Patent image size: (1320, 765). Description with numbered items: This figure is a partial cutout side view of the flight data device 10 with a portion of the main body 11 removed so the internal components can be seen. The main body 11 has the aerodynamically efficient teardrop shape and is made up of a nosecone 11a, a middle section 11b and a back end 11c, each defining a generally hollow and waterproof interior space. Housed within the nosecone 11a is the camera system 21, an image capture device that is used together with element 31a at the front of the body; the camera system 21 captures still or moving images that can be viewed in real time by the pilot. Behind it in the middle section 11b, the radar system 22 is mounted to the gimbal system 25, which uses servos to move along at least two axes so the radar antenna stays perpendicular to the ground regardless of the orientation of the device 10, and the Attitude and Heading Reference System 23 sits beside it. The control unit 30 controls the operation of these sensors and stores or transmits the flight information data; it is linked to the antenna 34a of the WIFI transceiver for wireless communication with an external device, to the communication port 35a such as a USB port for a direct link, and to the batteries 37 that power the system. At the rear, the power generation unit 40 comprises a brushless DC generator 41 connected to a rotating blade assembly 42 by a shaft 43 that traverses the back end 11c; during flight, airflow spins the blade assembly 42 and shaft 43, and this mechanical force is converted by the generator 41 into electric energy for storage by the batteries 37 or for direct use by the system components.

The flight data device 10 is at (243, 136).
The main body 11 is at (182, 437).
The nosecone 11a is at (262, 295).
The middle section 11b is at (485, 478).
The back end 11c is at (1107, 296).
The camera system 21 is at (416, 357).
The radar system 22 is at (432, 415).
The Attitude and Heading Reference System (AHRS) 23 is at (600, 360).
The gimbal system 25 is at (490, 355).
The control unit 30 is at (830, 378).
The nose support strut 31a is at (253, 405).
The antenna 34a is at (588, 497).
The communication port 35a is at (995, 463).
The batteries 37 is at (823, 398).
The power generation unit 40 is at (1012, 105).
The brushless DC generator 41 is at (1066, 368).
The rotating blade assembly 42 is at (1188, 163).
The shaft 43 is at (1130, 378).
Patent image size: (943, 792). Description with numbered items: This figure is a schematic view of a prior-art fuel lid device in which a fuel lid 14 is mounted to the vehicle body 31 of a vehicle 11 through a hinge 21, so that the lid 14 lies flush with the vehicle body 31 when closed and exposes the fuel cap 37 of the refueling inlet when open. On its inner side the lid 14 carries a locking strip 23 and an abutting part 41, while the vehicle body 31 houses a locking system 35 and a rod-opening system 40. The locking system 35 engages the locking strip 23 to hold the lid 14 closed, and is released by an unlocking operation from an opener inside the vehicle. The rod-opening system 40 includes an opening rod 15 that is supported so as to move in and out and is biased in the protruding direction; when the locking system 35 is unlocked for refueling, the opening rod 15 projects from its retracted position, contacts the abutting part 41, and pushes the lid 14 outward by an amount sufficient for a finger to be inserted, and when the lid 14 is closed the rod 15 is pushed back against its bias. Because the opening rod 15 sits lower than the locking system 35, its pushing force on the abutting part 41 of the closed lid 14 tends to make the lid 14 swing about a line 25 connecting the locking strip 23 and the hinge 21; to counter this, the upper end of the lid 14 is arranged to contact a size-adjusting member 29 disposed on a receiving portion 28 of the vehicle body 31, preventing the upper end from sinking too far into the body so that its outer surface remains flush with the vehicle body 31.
·····
*Task directions*. Copy every line of the data above word for word, leaving nothing out and changing nothing.

*Worked solution*.
Patent image size: (1320, 765). Description with numbered items: This figure is a partial cutout side view of the flight data device 10 with a portion of the main body 11 removed so the internal components can be seen. The main body 11 has the aerodynamically efficient teardrop shape and is made up of a nosecone 11a, a middle section 11b and a back end 11c, each defining a generally hollow and waterproof interior space. Housed within the nosecone 11a is the camera system 21, an image capture device that is used together with element 31a at the front of the body; the camera system 21 captures still or moving images that can be viewed in real time by the pilot. Behind it in the middle section 11b, the radar system 22 is mounted to the gimbal system 25, which uses servos to move along at least two axes so the radar antenna stays perpendicular to the ground regardless of the orientation of the device 10, and the Attitude and Heading Reference System 23 sits beside it. The control unit 30 controls the operation of these sensors and stores or transmits the flight information data; it is linked to the antenna 34a of the WIFI transceiver for wireless communication with an external device, to the communication port 35a such as a USB port for a direct link, and to the batteries 37 that power the system. At the rear, the power generation unit 40 comprises a brushless DC generator 41 connected to a rotating blade assembly 42 by a shaft 43 that traverses the back end 11c; during flight, airflow spins the blade assembly 42 and shaft 43, and this mechanical force is converted by the generator 41 into electric energy for storage by the batteries 37 or for direct use by the system components.

The flight data device 10 is at (243, 136).
The main body 11 is at (182, 437).
The nosecone 11a is at (262, 295).
The middle section 11b is at (485, 478).
The back end 11c is at (1107, 296).
The camera system 21 is at (416, 357).
The radar system 22 is at (432, 415).
The Attitude and Heading Reference System (AHRS) 23 is at (600, 360).
The gimbal system 25 is at (490, 355).
The control unit 30 is at (830, 378).
The nose support strut 31a is at (253, 405).
The antenna 34a is at (588, 497).
The communication port 35a is at (995, 463).
The batteries 37 is at (823, 398).
The power generation unit 40 is at (1012, 105).
The brushless DC generator 41 is at (1066, 368).
The rotating blade assembly 42 is at (1188, 163).
The shaft 43 is at (1130, 378).
Patent image size: (943, 792). Description with numbered items: This figure is a schematic view of a prior-art fuel lid device in which a fuel lid 14 is mounted to the vehicle body 31 of a vehicle 11 through a hinge 21, so that the lid 14 lies flush with the vehicle body 31 when closed and exposes the fuel cap 37 of the refueling inlet when open. On its inner side the lid 14 carries a locking strip 23 and an abutting part 41, while the vehicle body 31 houses a locking system 35 and a rod-opening system 40. The locking system 35 engages the locking strip 23 to hold the lid 14 closed, and is released by an unlocking operation from an opener inside the vehicle. The rod-opening system 40 includes an opening rod 15 that is supported so as to move in and out and is biased in the protruding direction; when the locking system 35 is unlocked for refueling, the opening rod 15 projects from its retracted position, contacts the abutting part 41, and pushes the lid 14 outward by an amount sufficient for a finger to be inserted, and when the lid 14 is closed the rod 15 is pushed back against its bias. Because the opening rod 15 sits lower than the locking system 35, its pushing force on the abutting part 41 of the closed lid 14 tends to make the lid 14 swing about a line 25 connecting the locking strip 23 and the hinge 21; to counter this, the upper end of the lid 14 is arranged to contact a size-adjusting member 29 disposed on a receiving portion 28 of the vehicle body 31, preventing the upper end from sinking too far into the body so that its outer surface remains flush with the vehicle body 31.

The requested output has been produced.